**Written problem**
Filter the data for lines with the word "BLACK", then copy every line so identified.
[BEGIN Material provided]
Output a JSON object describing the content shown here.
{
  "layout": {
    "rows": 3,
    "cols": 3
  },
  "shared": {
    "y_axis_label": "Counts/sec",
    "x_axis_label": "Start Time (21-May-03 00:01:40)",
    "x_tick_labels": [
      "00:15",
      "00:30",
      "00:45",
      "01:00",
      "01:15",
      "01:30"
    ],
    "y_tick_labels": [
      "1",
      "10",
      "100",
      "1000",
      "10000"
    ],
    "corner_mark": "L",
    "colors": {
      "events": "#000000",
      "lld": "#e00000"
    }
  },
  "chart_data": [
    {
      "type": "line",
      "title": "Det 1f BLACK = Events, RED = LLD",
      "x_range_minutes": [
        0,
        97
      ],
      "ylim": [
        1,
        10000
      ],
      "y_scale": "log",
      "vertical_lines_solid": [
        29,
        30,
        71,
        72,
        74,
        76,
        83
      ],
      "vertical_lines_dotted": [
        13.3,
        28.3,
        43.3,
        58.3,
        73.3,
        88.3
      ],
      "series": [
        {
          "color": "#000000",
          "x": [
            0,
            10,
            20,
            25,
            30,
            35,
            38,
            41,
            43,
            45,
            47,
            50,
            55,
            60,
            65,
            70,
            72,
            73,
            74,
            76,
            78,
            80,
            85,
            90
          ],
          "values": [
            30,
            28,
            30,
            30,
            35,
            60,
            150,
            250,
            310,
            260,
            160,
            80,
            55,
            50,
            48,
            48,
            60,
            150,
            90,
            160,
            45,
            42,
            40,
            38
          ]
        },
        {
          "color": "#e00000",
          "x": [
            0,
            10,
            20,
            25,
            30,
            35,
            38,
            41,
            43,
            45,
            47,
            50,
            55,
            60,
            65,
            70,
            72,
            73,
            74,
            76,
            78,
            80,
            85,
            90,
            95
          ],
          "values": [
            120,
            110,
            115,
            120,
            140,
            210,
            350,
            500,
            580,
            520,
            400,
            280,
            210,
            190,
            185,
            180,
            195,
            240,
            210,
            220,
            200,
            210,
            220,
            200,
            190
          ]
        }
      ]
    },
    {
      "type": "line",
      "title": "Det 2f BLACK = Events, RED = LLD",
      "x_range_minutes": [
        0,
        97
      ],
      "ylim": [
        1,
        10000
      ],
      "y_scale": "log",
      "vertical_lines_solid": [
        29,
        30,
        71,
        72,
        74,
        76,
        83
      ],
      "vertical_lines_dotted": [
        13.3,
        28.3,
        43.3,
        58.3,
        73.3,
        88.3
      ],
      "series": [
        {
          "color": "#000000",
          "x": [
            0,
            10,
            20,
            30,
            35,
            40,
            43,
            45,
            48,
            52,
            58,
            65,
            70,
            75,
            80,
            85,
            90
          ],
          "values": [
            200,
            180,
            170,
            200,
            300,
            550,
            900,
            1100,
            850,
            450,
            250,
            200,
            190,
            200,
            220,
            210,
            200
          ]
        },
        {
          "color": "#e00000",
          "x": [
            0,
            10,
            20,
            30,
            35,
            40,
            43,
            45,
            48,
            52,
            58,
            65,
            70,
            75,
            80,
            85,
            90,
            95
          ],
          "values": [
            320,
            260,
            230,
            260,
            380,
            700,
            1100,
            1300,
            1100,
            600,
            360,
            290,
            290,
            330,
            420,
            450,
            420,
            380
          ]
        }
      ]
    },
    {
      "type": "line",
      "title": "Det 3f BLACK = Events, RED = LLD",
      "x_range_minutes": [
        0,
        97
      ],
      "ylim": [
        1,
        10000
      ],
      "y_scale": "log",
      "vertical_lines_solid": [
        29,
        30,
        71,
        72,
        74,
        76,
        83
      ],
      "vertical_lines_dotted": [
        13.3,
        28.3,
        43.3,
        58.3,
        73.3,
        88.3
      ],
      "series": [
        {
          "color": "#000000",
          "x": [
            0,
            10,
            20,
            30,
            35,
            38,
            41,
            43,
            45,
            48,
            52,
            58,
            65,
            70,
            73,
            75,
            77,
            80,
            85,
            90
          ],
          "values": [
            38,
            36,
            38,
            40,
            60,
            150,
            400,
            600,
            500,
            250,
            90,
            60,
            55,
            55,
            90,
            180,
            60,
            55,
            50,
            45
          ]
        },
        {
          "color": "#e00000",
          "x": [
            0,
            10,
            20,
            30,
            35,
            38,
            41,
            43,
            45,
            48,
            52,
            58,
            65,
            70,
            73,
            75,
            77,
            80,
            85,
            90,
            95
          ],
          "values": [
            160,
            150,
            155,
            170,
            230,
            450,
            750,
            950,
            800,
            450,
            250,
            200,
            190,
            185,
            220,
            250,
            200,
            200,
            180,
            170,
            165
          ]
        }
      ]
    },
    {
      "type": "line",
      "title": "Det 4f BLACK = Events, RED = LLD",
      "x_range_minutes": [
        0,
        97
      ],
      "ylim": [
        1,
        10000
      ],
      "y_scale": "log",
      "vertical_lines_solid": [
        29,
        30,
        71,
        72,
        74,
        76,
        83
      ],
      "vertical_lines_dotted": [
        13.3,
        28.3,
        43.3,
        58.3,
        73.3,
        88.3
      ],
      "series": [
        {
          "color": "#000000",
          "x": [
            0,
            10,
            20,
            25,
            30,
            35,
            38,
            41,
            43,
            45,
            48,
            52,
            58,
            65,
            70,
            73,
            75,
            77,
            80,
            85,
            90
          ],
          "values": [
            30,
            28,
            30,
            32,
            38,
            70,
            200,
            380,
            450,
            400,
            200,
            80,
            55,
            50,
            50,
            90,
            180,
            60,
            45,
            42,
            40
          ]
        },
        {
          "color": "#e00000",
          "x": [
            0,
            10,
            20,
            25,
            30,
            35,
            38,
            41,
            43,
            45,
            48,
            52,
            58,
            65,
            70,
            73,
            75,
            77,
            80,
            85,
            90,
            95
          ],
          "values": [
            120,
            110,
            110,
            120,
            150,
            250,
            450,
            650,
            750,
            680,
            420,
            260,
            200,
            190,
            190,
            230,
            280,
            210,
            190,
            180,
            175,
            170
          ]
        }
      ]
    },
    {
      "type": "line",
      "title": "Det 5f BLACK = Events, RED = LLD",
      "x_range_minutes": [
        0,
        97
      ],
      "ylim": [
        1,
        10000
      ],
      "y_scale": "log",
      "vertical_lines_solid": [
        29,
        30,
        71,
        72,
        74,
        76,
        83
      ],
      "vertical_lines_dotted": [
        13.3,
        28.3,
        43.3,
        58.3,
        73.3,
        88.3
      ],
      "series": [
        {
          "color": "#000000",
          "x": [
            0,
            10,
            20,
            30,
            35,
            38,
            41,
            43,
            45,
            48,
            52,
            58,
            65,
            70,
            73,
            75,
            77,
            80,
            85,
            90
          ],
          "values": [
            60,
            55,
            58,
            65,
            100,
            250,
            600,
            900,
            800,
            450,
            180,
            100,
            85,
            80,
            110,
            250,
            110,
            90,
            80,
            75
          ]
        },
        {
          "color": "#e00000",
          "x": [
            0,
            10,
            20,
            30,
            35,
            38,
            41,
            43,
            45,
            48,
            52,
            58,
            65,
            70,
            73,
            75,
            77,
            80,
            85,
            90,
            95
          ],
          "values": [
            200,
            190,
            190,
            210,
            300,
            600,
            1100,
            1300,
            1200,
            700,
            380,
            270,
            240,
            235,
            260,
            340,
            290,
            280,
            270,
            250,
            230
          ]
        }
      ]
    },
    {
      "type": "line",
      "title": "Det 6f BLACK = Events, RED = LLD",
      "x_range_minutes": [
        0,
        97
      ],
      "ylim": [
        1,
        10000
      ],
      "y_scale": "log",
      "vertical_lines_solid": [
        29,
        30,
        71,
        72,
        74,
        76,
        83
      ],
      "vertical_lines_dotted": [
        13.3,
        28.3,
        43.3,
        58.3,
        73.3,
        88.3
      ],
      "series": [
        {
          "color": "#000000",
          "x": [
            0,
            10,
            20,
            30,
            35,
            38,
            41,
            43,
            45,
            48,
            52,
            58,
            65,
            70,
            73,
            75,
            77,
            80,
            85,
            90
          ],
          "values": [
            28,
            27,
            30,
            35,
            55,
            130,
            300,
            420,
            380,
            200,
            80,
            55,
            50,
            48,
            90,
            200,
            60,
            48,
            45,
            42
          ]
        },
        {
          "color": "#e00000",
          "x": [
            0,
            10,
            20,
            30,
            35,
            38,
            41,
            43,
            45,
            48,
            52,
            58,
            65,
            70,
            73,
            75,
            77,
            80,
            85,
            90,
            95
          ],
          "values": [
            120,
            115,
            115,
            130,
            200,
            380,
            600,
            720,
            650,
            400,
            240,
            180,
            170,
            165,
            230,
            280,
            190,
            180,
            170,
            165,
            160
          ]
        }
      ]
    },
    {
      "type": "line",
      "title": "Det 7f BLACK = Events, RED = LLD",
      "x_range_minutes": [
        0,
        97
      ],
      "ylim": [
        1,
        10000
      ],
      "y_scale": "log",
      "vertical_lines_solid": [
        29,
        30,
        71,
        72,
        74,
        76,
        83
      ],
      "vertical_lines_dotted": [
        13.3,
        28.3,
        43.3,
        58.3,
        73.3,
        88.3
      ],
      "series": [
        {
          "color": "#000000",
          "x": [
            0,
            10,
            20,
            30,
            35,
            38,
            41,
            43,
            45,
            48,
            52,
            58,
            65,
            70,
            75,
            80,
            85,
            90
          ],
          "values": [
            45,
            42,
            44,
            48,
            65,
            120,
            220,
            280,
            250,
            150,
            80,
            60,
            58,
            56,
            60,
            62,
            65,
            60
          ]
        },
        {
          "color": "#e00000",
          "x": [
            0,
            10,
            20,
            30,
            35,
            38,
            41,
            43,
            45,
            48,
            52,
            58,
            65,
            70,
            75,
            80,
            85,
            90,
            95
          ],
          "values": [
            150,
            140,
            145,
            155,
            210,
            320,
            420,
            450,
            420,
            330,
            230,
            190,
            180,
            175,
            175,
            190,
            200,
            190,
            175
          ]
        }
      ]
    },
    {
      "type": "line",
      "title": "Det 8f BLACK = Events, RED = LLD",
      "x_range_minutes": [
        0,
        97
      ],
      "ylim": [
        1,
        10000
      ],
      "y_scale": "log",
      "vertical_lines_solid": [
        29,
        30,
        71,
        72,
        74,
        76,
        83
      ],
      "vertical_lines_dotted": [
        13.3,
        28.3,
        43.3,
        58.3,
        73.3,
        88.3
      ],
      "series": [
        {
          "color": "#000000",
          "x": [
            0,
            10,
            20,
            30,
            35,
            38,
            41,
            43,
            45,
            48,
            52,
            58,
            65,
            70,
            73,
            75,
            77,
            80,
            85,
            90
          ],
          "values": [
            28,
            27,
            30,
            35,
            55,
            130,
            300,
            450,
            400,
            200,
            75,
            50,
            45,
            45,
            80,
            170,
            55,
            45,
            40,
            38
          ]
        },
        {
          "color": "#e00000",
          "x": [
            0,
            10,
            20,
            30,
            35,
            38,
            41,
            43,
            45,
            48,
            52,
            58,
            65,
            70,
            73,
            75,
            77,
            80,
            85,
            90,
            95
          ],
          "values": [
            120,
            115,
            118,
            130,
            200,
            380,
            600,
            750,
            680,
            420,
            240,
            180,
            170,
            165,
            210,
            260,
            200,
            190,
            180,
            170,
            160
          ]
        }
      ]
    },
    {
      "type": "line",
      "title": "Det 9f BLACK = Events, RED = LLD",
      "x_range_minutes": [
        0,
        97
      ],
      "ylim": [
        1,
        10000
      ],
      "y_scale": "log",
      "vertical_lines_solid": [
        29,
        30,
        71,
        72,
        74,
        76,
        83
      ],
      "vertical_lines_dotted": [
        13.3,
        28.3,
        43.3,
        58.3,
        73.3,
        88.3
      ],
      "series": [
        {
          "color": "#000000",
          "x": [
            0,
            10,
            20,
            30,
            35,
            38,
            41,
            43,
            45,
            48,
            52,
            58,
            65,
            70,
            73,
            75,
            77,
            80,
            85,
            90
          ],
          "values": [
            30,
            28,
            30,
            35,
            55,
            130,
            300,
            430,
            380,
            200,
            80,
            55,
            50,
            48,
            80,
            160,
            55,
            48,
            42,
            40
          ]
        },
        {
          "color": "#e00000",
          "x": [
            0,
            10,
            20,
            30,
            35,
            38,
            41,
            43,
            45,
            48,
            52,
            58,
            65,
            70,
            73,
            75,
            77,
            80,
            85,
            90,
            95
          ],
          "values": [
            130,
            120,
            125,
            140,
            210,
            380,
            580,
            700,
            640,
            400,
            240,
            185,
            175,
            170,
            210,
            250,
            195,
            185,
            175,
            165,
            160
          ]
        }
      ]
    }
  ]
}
[END Material provided]
**Correct output**
      "title": "Det 1f BLACK = Events, RED = LLD",
      "title": "Det 2f BLACK = Events, RED = LLD",
      "title": "Det 3f BLACK = Events, RED = LLD",
      "title": "Det 4f BLACK = Events, RED = LLD",
      "title": "Det 5f BLACK = Events, RED = LLD",
      "title": "Det 6f BLACK = Events, RED = LLD",
      "title": "Det 7f BLACK = Events, RED = LLD",
      "title": "Det 8f BLACK = Events, RED = LLD",
      "title": "Det 9f BLACK = Events, RED = LLD",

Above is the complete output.